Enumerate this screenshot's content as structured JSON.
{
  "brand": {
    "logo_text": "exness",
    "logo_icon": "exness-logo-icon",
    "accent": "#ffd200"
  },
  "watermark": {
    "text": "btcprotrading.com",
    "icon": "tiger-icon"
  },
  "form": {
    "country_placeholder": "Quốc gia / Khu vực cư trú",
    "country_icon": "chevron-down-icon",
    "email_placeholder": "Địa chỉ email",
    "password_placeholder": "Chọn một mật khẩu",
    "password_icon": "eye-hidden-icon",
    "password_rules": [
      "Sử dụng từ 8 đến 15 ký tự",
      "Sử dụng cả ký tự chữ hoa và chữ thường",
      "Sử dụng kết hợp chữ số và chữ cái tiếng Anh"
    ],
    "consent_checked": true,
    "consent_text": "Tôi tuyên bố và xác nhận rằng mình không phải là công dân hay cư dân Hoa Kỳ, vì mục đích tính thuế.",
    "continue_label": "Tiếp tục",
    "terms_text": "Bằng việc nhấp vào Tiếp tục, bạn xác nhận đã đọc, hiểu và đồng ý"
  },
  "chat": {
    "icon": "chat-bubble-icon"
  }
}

(PROBLEM DESCRIPTION): Write out the full listing, keeping every line exactly as it is.

(RESPONSE):
Enumerate this screenshot's content as structured JSON.
{
  "brand": {
    "logo_text": "exness",
    "logo_icon": "exness-logo-icon",
    "accent": "#ffd200"
  },
  "watermark": {
    "text": "btcprotrading.com",
    "icon": "tiger-icon"
  },
  "form": {
    "country_placeholder": "Quốc gia / Khu vực cư trú",
    "country_icon": "chevron-down-icon",
    "email_placeholder": "Địa chỉ email",
    "password_placeholder": "Chọn một mật khẩu",
    "password_icon": "eye-hidden-icon",
    "password_rules": [
      "Sử dụng từ 8 đến 15 ký tự",
      "Sử dụng cả ký tự chữ hoa và chữ thường",
      "Sử dụng kết hợp chữ số và chữ cái tiếng Anh"
    ],
    "consent_checked": true,
    "consent_text": "Tôi tuyên bố và xác nhận rằng mình không phải là công dân hay cư dân Hoa Kỳ, vì mục đích tính thuế.",
    "continue_label": "Tiếp tục",
    "terms_text": "Bằng việc nhấp vào Tiếp tục, bạn xác nhận đã đọc, hiểu và đồng ý"
  },
  "chat": {
    "icon": "chat-bubble-icon"
  }
}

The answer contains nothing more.